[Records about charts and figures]

======

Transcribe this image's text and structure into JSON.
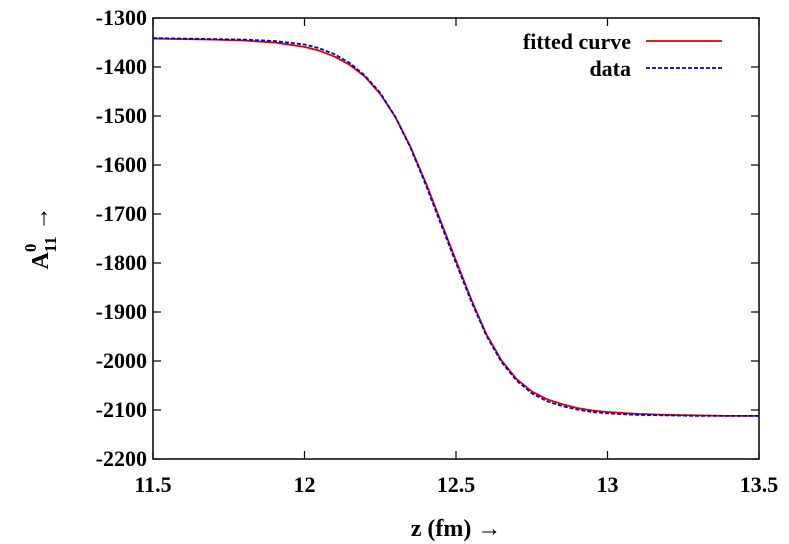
{
  "chart_data": {
    "type": "line",
    "xlabel": "z (fm) →",
    "ylabel": {
      "base": "A",
      "superscript": "0",
      "subscript": "11",
      "arrow": "→"
    },
    "xlim": [
      11.5,
      13.5
    ],
    "ylim": [
      -2200,
      -1300
    ],
    "xticks": [
      11.5,
      12,
      12.5,
      13,
      13.5
    ],
    "xtick_labels": [
      "11.5",
      "12",
      "12.5",
      "13",
      "13.5"
    ],
    "yticks": [
      -1300,
      -1400,
      -1500,
      -1600,
      -1700,
      -1800,
      -1900,
      -2000,
      -2100,
      -2200
    ],
    "ytick_labels": [
      "-1300",
      "-1400",
      "-1500",
      "-1600",
      "-1700",
      "-1800",
      "-1900",
      "-2000",
      "-2100",
      "-2200"
    ],
    "grid": false,
    "legend_position": "top-right",
    "series": [
      {
        "name": "fitted curve",
        "color": "#e00000",
        "style": "solid",
        "x": [
          11.5,
          11.6,
          11.7,
          11.8,
          11.9,
          12.0,
          12.05,
          12.1,
          12.15,
          12.2,
          12.25,
          12.3,
          12.35,
          12.4,
          12.45,
          12.5,
          12.55,
          12.6,
          12.65,
          12.7,
          12.75,
          12.8,
          12.85,
          12.9,
          12.95,
          13.0,
          13.1,
          13.2,
          13.3,
          13.4,
          13.5
        ],
        "y": [
          -1342,
          -1343,
          -1344,
          -1346,
          -1350,
          -1359,
          -1367,
          -1379,
          -1396,
          -1420,
          -1455,
          -1502,
          -1563,
          -1636,
          -1715,
          -1795,
          -1874,
          -1945,
          -1999,
          -2037,
          -2062,
          -2078,
          -2088,
          -2096,
          -2101,
          -2104,
          -2108,
          -2110,
          -2111,
          -2112,
          -2112
        ]
      },
      {
        "name": "data",
        "color": "#0000cc",
        "style": "dashed",
        "x": [
          11.5,
          11.6,
          11.7,
          11.8,
          11.9,
          12.0,
          12.05,
          12.1,
          12.15,
          12.2,
          12.25,
          12.3,
          12.35,
          12.4,
          12.45,
          12.5,
          12.55,
          12.6,
          12.65,
          12.7,
          12.75,
          12.8,
          12.85,
          12.9,
          12.95,
          13.0,
          13.1,
          13.2,
          13.3,
          13.4,
          13.5
        ],
        "y": [
          -1341,
          -1342,
          -1343,
          -1344,
          -1347,
          -1354,
          -1362,
          -1374,
          -1392,
          -1418,
          -1453,
          -1502,
          -1565,
          -1640,
          -1720,
          -1800,
          -1878,
          -1948,
          -2002,
          -2040,
          -2066,
          -2082,
          -2092,
          -2099,
          -2104,
          -2107,
          -2110,
          -2111,
          -2112,
          -2112,
          -2112
        ]
      }
    ]
  }
}
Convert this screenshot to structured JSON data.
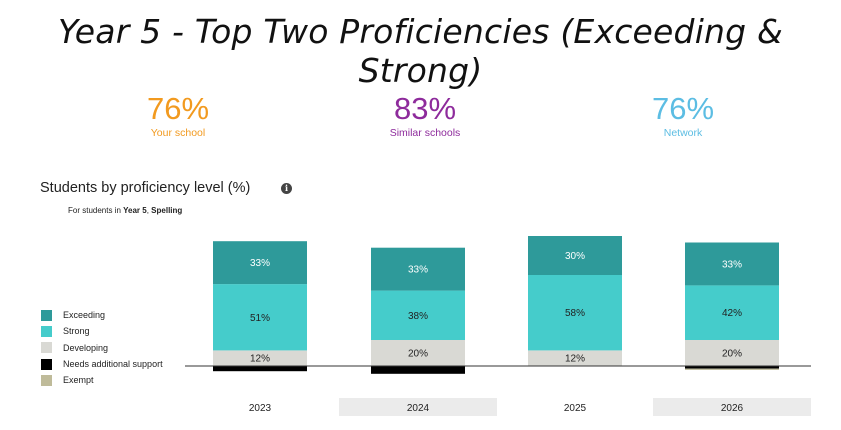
{
  "slide_title": "Year 5 - Top Two Proficiencies (Exceeding & Strong)",
  "stats": [
    {
      "value": "76%",
      "label": "Your school",
      "color": "#f29a1f"
    },
    {
      "value": "83%",
      "label": "Similar schools",
      "color": "#8e2b9c"
    },
    {
      "value": "76%",
      "label": "Network",
      "color": "#5cbde3"
    }
  ],
  "chart_title": "Students by proficiency level (%)",
  "subtitle": {
    "prefix": "For students in ",
    "year": "Year 5",
    "sep": ", ",
    "subject": "Spelling"
  },
  "chart_data": {
    "type": "bar",
    "stacked": true,
    "title": "Students by proficiency level (%)",
    "categories": [
      "2023",
      "2024",
      "2025",
      "2026"
    ],
    "series": [
      {
        "name": "Exceeding",
        "color": "#2e9a9a",
        "values": [
          33,
          33,
          30,
          33
        ],
        "labels": [
          "33%",
          "33%",
          "30%",
          "33%"
        ]
      },
      {
        "name": "Strong",
        "color": "#45cccb",
        "values": [
          51,
          38,
          58,
          42
        ],
        "labels": [
          "51%",
          "38%",
          "58%",
          "42%"
        ]
      },
      {
        "name": "Developing",
        "color": "#d9d9d4",
        "values": [
          12,
          20,
          12,
          20
        ],
        "labels": [
          "12%",
          "20%",
          "12%",
          "20%"
        ]
      },
      {
        "name": "Needs additional support",
        "color": "#000000",
        "values": [
          4,
          6,
          0,
          2
        ],
        "labels": [
          "",
          "",
          "",
          ""
        ]
      },
      {
        "name": "Exempt",
        "color": "#bfbb9a",
        "values": [
          0,
          0,
          0,
          1
        ],
        "labels": [
          "",
          "",
          "",
          ""
        ]
      }
    ],
    "baseline_between": [
      "Developing",
      "Needs additional support"
    ],
    "legend_position": "left",
    "grid": false
  },
  "info_icon": "info-icon"
}
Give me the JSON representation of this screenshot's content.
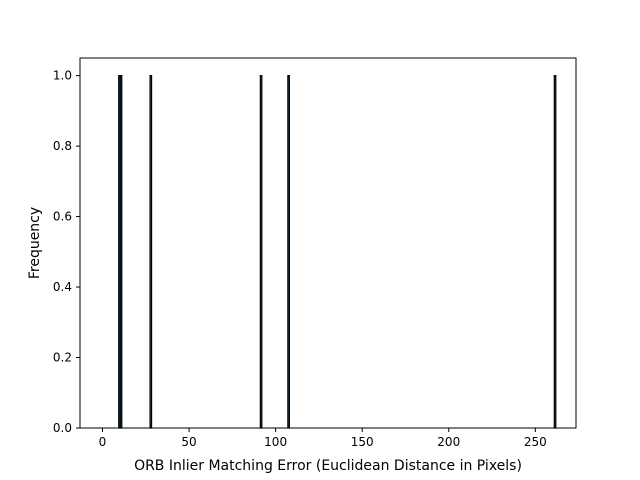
{
  "chart_data": {
    "type": "bar",
    "title": "",
    "xlabel": "ORB Inlier Matching Error (Euclidean Distance in Pixels)",
    "ylabel": "Frequency",
    "xlim": [
      -13,
      273.5
    ],
    "ylim": [
      0,
      1.05
    ],
    "xticks": [
      0,
      50,
      100,
      150,
      200,
      250
    ],
    "yticks": [
      0.0,
      0.2,
      0.4,
      0.6,
      0.8,
      1.0
    ],
    "xtick_labels": [
      "0",
      "50",
      "100",
      "150",
      "200",
      "250"
    ],
    "ytick_labels": [
      "0.0",
      "0.2",
      "0.4",
      "0.6",
      "0.8",
      "1.0"
    ],
    "grid": false,
    "bar_color": "#1f77b4",
    "edge_color": "#000000",
    "bin_width": 0.87,
    "bars": [
      {
        "x": 9.8,
        "value": 1
      },
      {
        "x": 10.7,
        "value": 1
      },
      {
        "x": 27.9,
        "value": 1
      },
      {
        "x": 91.6,
        "value": 1
      },
      {
        "x": 107.5,
        "value": 1
      },
      {
        "x": 261.4,
        "value": 1
      }
    ]
  }
}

======

* **Exercise aim**
In the listing, find all lines with the string "proficiency" and copy them.

* **The response**
  "chart_title": "Students by proficiency level (%)",
    "title": "Students by proficiency level (%)",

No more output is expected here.